(EXERCISE INSTRUCTIONS):
Write every entry out again exactly, please, and skip the pictures.

start PROVIDED INFORMATION

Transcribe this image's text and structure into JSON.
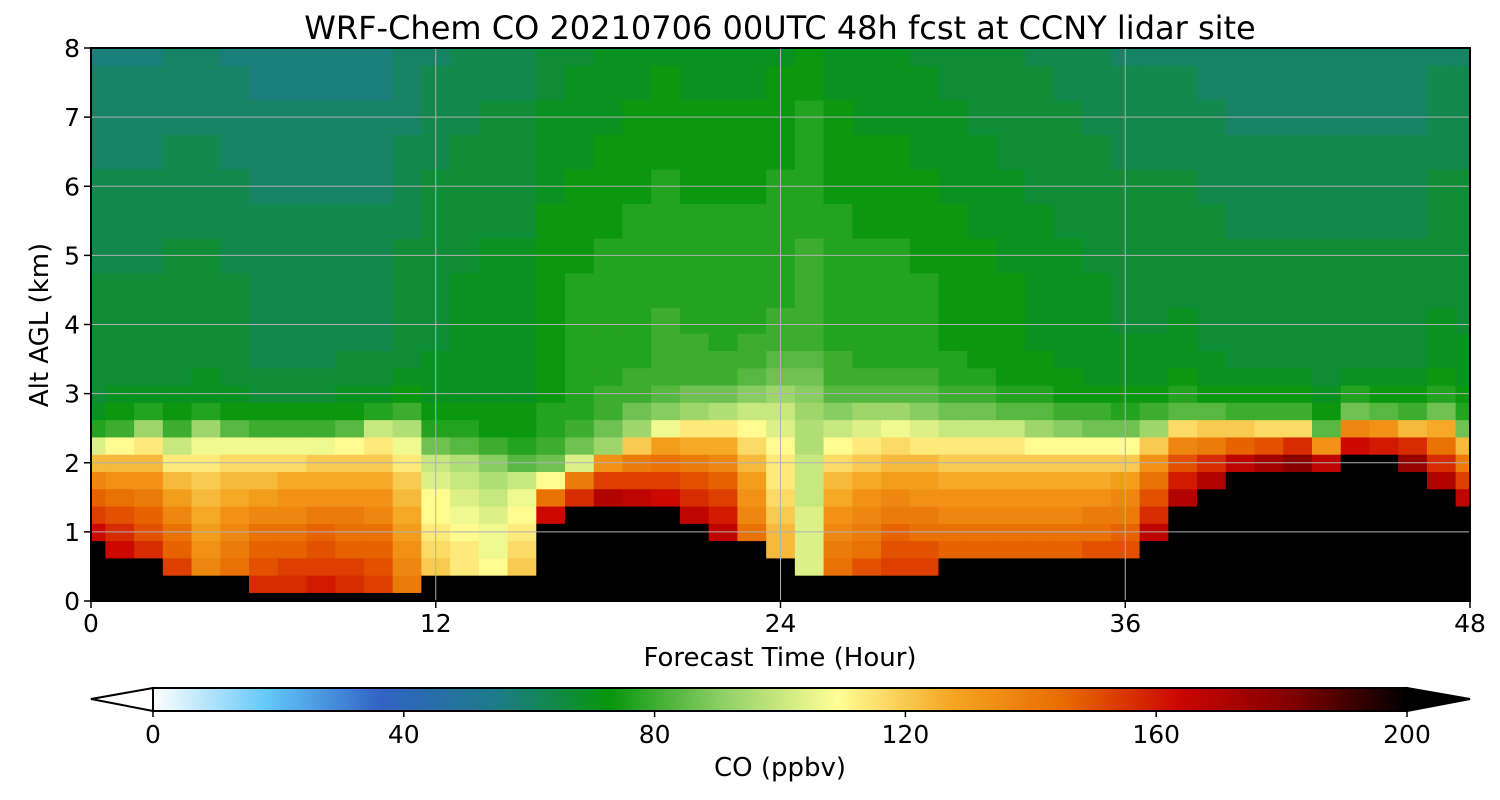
{
  "chart_data": {
    "type": "heatmap",
    "title": "WRF-Chem CO  20210706 00UTC 48h fcst at CCNY lidar site",
    "xlabel": "Forecast Time (Hour)",
    "ylabel": "Alt AGL (km)",
    "xlim": [
      0,
      48
    ],
    "ylim": [
      0,
      8
    ],
    "x_ticks": [
      "0",
      "12",
      "24",
      "36",
      "48"
    ],
    "y_ticks": [
      "0",
      "1",
      "2",
      "3",
      "4",
      "5",
      "6",
      "7",
      "8"
    ],
    "grid": true,
    "colorbar": {
      "label": "CO  (ppbv)",
      "range": [
        0,
        200
      ],
      "ticks": [
        "0",
        "40",
        "80",
        "120",
        "160",
        "200"
      ],
      "extend": "both",
      "orientation": "horizontal",
      "colors": [
        "#ffffff",
        "#63c8f8",
        "#3162c4",
        "#1d7b8a",
        "#06960c",
        "#8fd066",
        "#ffff96",
        "#f5a622",
        "#e86a00",
        "#cc0600",
        "#800000",
        "#000000"
      ]
    },
    "x": [
      0,
      1,
      2,
      3,
      4,
      5,
      6,
      7,
      8,
      9,
      10,
      11,
      12,
      13,
      14,
      15,
      16,
      17,
      18,
      19,
      20,
      21,
      22,
      23,
      24,
      25,
      26,
      27,
      28,
      29,
      30,
      31,
      32,
      33,
      34,
      35,
      36,
      37,
      38,
      39,
      40,
      41,
      42,
      43,
      44,
      45,
      46,
      47,
      48
    ],
    "y": [
      0,
      0.25,
      0.5,
      0.75,
      1,
      1.25,
      1.5,
      1.75,
      2,
      2.25,
      2.5,
      2.75,
      3,
      3.25,
      3.5,
      3.75,
      4,
      4.5,
      5,
      5.5,
      6,
      6.5,
      7,
      7.5,
      8
    ],
    "profile_summary": {
      "hours": [
        0,
        2,
        3,
        4,
        6,
        8,
        10,
        11,
        12,
        14,
        15,
        16,
        18,
        20,
        22,
        24,
        25,
        26,
        28,
        30,
        32,
        34,
        36,
        37,
        38,
        40,
        42,
        43,
        44,
        46,
        47,
        48
      ],
      "boundary_layer_top_km": [
        2.3,
        2.5,
        2.3,
        2.5,
        2.4,
        2.4,
        2.55,
        2.55,
        2.2,
        1.95,
        1.85,
        1.8,
        2.25,
        2.55,
        2.7,
        2.9,
        2.75,
        2.6,
        2.65,
        2.55,
        2.55,
        2.45,
        2.45,
        2.5,
        2.65,
        2.6,
        2.55,
        2.4,
        2.7,
        2.6,
        2.7,
        2.45
      ],
      "surface_core_top_km": [
        0.9,
        0.55,
        0.4,
        0.3,
        0.25,
        0.2,
        0.2,
        0.25,
        0.35,
        0.4,
        0.5,
        1.15,
        1.4,
        1.3,
        1.0,
        0.6,
        0.45,
        0.35,
        0.45,
        0.55,
        0.55,
        0.6,
        0.55,
        1.0,
        1.4,
        1.8,
        2.0,
        1.9,
        2.05,
        2.0,
        1.7,
        1.5
      ],
      "boundary_layer_co_ppbv": [
        165,
        160,
        155,
        140,
        155,
        160,
        155,
        140,
        120,
        110,
        120,
        170,
        175,
        172,
        165,
        125,
        105,
        145,
        155,
        150,
        150,
        150,
        155,
        165,
        175,
        180,
        180,
        175,
        180,
        178,
        172,
        165
      ],
      "free_troposphere_co_ppbv": [
        65,
        65,
        66,
        66,
        64,
        64,
        64,
        66,
        68,
        70,
        70,
        74,
        76,
        78,
        77,
        78,
        80,
        77,
        76,
        74,
        72,
        70,
        68,
        68,
        68,
        66,
        66,
        66,
        66,
        66,
        68,
        68
      ]
    }
  }
}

end PROVIDED INFORMATION

(RESULT FOR THIS TASK):
Transcribe this image's text and structure into JSON.
{
  "chart_data": {
    "type": "heatmap",
    "title": "WRF-Chem CO  20210706 00UTC 48h fcst at CCNY lidar site",
    "xlabel": "Forecast Time (Hour)",
    "ylabel": "Alt AGL (km)",
    "xlim": [
      0,
      48
    ],
    "ylim": [
      0,
      8
    ],
    "x_ticks": [
      "0",
      "12",
      "24",
      "36",
      "48"
    ],
    "y_ticks": [
      "0",
      "1",
      "2",
      "3",
      "4",
      "5",
      "6",
      "7",
      "8"
    ],
    "grid": true,
    "colorbar": {
      "label": "CO  (ppbv)",
      "range": [
        0,
        200
      ],
      "ticks": [
        "0",
        "40",
        "80",
        "120",
        "160",
        "200"
      ],
      "extend": "both",
      "orientation": "horizontal",
      "colors": [
        "#ffffff",
        "#63c8f8",
        "#3162c4",
        "#1d7b8a",
        "#06960c",
        "#8fd066",
        "#ffff96",
        "#f5a622",
        "#e86a00",
        "#cc0600",
        "#800000",
        "#000000"
      ]
    },
    "x": [
      0,
      1,
      2,
      3,
      4,
      5,
      6,
      7,
      8,
      9,
      10,
      11,
      12,
      13,
      14,
      15,
      16,
      17,
      18,
      19,
      20,
      21,
      22,
      23,
      24,
      25,
      26,
      27,
      28,
      29,
      30,
      31,
      32,
      33,
      34,
      35,
      36,
      37,
      38,
      39,
      40,
      41,
      42,
      43,
      44,
      45,
      46,
      47,
      48
    ],
    "y": [
      0,
      0.25,
      0.5,
      0.75,
      1,
      1.25,
      1.5,
      1.75,
      2,
      2.25,
      2.5,
      2.75,
      3,
      3.25,
      3.5,
      3.75,
      4,
      4.5,
      5,
      5.5,
      6,
      6.5,
      7,
      7.5,
      8
    ],
    "profile_summary": {
      "hours": [
        0,
        2,
        3,
        4,
        6,
        8,
        10,
        11,
        12,
        14,
        15,
        16,
        18,
        20,
        22,
        24,
        25,
        26,
        28,
        30,
        32,
        34,
        36,
        37,
        38,
        40,
        42,
        43,
        44,
        46,
        47,
        48
      ],
      "boundary_layer_top_km": [
        2.3,
        2.5,
        2.3,
        2.5,
        2.4,
        2.4,
        2.55,
        2.55,
        2.2,
        1.95,
        1.85,
        1.8,
        2.25,
        2.55,
        2.7,
        2.9,
        2.75,
        2.6,
        2.65,
        2.55,
        2.55,
        2.45,
        2.45,
        2.5,
        2.65,
        2.6,
        2.55,
        2.4,
        2.7,
        2.6,
        2.7,
        2.45
      ],
      "surface_core_top_km": [
        0.9,
        0.55,
        0.4,
        0.3,
        0.25,
        0.2,
        0.2,
        0.25,
        0.35,
        0.4,
        0.5,
        1.15,
        1.4,
        1.3,
        1.0,
        0.6,
        0.45,
        0.35,
        0.45,
        0.55,
        0.55,
        0.6,
        0.55,
        1.0,
        1.4,
        1.8,
        2.0,
        1.9,
        2.05,
        2.0,
        1.7,
        1.5
      ],
      "boundary_layer_co_ppbv": [
        165,
        160,
        155,
        140,
        155,
        160,
        155,
        140,
        120,
        110,
        120,
        170,
        175,
        172,
        165,
        125,
        105,
        145,
        155,
        150,
        150,
        150,
        155,
        165,
        175,
        180,
        180,
        175,
        180,
        178,
        172,
        165
      ],
      "free_troposphere_co_ppbv": [
        65,
        65,
        66,
        66,
        64,
        64,
        64,
        66,
        68,
        70,
        70,
        74,
        76,
        78,
        77,
        78,
        80,
        77,
        76,
        74,
        72,
        70,
        68,
        68,
        68,
        66,
        66,
        66,
        66,
        66,
        68,
        68
      ]
    }
  }
}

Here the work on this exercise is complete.